(Collected data)
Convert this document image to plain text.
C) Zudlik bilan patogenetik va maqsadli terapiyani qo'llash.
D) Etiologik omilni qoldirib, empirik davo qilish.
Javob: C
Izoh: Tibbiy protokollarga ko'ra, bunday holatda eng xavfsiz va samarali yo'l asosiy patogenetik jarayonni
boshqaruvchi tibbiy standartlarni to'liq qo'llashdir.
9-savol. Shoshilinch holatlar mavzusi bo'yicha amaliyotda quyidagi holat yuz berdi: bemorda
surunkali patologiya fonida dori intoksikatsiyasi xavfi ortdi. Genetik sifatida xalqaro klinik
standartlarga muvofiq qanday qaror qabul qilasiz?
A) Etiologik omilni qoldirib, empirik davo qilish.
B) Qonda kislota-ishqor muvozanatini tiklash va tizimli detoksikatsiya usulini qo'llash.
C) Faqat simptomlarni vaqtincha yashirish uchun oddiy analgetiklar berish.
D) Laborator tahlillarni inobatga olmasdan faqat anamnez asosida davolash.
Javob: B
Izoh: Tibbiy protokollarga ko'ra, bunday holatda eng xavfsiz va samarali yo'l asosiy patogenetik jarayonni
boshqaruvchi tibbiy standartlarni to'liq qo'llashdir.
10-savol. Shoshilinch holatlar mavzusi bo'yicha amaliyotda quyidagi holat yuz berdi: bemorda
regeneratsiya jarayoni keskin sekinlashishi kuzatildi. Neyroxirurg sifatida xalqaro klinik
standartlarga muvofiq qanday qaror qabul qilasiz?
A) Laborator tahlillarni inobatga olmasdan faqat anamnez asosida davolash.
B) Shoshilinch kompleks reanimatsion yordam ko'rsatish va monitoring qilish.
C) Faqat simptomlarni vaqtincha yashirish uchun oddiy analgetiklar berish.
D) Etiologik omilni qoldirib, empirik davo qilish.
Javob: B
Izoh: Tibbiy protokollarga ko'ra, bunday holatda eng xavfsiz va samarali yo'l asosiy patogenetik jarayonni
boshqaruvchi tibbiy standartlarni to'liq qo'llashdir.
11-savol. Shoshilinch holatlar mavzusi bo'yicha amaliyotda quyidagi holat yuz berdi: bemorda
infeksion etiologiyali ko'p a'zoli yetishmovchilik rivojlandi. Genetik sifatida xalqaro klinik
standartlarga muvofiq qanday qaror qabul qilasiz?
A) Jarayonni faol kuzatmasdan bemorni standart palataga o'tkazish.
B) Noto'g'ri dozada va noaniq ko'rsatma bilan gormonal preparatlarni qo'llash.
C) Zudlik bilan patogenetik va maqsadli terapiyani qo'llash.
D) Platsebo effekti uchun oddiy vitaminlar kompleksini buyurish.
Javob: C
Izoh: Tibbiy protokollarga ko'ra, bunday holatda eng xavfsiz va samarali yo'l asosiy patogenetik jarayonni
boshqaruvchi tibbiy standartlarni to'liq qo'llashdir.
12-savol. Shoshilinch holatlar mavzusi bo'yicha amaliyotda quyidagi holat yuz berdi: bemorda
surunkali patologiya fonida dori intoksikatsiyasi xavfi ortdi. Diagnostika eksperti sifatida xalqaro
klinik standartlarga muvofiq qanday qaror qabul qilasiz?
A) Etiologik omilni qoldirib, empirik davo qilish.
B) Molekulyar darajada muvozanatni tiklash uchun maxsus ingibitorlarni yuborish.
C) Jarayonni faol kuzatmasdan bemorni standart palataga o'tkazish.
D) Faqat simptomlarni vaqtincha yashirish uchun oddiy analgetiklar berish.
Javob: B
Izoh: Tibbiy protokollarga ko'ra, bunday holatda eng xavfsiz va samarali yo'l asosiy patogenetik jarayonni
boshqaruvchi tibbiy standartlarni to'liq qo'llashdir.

● WHAT YOU ARE ASKED TO DO
Using the listing, copy every line where the word "palataga" shows up.

● OUTPUT BELOW
A) Jarayonni faol kuzatmasdan bemorni standart palataga o'tkazish.
C) Jarayonni faol kuzatmasdan bemorni standart palataga o'tkazish.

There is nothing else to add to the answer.